━━━━━ Information provided
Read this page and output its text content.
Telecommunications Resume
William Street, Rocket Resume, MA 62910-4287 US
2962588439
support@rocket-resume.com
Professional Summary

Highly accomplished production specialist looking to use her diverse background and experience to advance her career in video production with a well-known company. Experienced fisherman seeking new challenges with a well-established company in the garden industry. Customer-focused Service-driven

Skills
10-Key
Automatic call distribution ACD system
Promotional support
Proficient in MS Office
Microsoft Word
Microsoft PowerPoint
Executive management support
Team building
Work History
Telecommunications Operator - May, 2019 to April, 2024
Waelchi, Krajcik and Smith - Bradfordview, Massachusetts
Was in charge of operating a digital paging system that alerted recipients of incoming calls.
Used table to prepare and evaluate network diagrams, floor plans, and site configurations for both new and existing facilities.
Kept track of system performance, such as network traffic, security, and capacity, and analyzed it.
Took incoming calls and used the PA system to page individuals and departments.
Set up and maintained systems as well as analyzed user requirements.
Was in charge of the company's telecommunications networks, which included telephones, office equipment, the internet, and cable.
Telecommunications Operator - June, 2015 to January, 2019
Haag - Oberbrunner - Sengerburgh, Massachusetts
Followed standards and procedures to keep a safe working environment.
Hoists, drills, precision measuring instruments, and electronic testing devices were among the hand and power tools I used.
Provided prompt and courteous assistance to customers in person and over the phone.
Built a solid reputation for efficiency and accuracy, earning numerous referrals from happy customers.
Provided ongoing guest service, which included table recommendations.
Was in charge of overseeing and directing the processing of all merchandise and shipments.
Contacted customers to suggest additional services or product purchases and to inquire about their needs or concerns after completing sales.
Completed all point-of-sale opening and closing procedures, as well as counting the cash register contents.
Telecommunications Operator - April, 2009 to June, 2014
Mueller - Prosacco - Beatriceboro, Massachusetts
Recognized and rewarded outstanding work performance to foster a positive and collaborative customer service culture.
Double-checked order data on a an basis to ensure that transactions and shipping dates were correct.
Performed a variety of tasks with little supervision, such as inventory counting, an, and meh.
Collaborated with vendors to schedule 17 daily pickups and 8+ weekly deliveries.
━━━━━━━━━━
Exercise details:
Filter the data, keeping only the lines that contain "April".

Finished exercise:
Telecommunications Operator - May, 2019 to April, 2024
Telecommunications Operator - April, 2009 to June, 2014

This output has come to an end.